STATED EXERCISE -
Copy everything in the data below exactly except the pictures.

TASK INPUT -

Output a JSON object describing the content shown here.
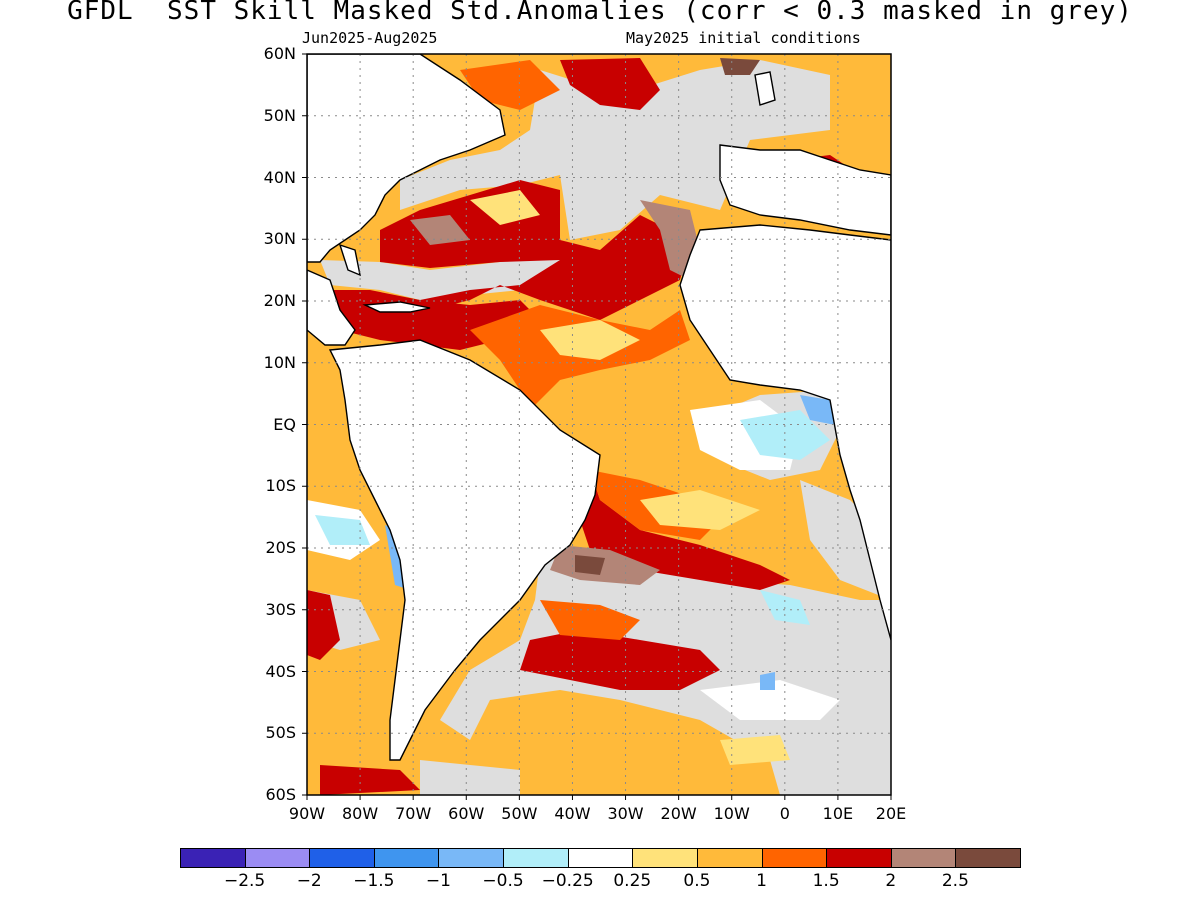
{
  "header": {
    "title": "GFDL  SST Skill Masked Std.Anomalies (corr < 0.3 masked in grey)",
    "period": "Jun2025-Aug2025",
    "init": "May2025 initial conditions"
  },
  "axes": {
    "lat_labels": [
      "60N",
      "50N",
      "40N",
      "30N",
      "20N",
      "10N",
      "EQ",
      "10S",
      "20S",
      "30S",
      "40S",
      "50S",
      "60S"
    ],
    "lon_labels": [
      "90W",
      "80W",
      "70W",
      "60W",
      "50W",
      "40W",
      "30W",
      "20W",
      "10W",
      "0",
      "10E",
      "20E"
    ]
  },
  "colorbar": {
    "colors": [
      "#3a22b5",
      "#9b8cf3",
      "#1f60e8",
      "#3f95ef",
      "#79b8f7",
      "#b1eef9",
      "#ffffff",
      "#ffe27a",
      "#ffba3a",
      "#ff6400",
      "#c80000",
      "#b38577",
      "#7a4a3c"
    ],
    "labels": [
      "−2.5",
      "−2",
      "−1.5",
      "−1",
      "−0.5",
      "−0.25",
      "0.25",
      "0.5",
      "1",
      "1.5",
      "2",
      "2.5"
    ]
  },
  "legend": {
    "mask_color": "#dedede",
    "mask_meaning": "corr < 0.3 masked in grey"
  },
  "chart_data": {
    "type": "heatmap",
    "variable": "SST standardized anomaly",
    "lon_range": [
      -90,
      20
    ],
    "lat_range": [
      -60,
      60
    ],
    "levels": [
      -2.5,
      -2,
      -1.5,
      -1,
      -0.5,
      -0.25,
      0.25,
      0.5,
      1,
      1.5,
      2,
      2.5
    ]
  }
}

TASK SOLUTION -
Output a JSON object describing the content shown here.
{
  "header": {
    "title": "GFDL  SST Skill Masked Std.Anomalies (corr < 0.3 masked in grey)",
    "period": "Jun2025-Aug2025",
    "init": "May2025 initial conditions"
  },
  "axes": {
    "lat_labels": [
      "60N",
      "50N",
      "40N",
      "30N",
      "20N",
      "10N",
      "EQ",
      "10S",
      "20S",
      "30S",
      "40S",
      "50S",
      "60S"
    ],
    "lon_labels": [
      "90W",
      "80W",
      "70W",
      "60W",
      "50W",
      "40W",
      "30W",
      "20W",
      "10W",
      "0",
      "10E",
      "20E"
    ]
  },
  "colorbar": {
    "colors": [
      "#3a22b5",
      "#9b8cf3",
      "#1f60e8",
      "#3f95ef",
      "#79b8f7",
      "#b1eef9",
      "#ffffff",
      "#ffe27a",
      "#ffba3a",
      "#ff6400",
      "#c80000",
      "#b38577",
      "#7a4a3c"
    ],
    "labels": [
      "−2.5",
      "−2",
      "−1.5",
      "−1",
      "−0.5",
      "−0.25",
      "0.25",
      "0.5",
      "1",
      "1.5",
      "2",
      "2.5"
    ]
  },
  "legend": {
    "mask_color": "#dedede",
    "mask_meaning": "corr < 0.3 masked in grey"
  },
  "chart_data": {
    "type": "heatmap",
    "variable": "SST standardized anomaly",
    "lon_range": [
      -90,
      20
    ],
    "lat_range": [
      -60,
      60
    ],
    "levels": [
      -2.5,
      -2,
      -1.5,
      -1,
      -0.5,
      -0.25,
      0.25,
      0.5,
      1,
      1.5,
      2,
      2.5
    ]
  }
}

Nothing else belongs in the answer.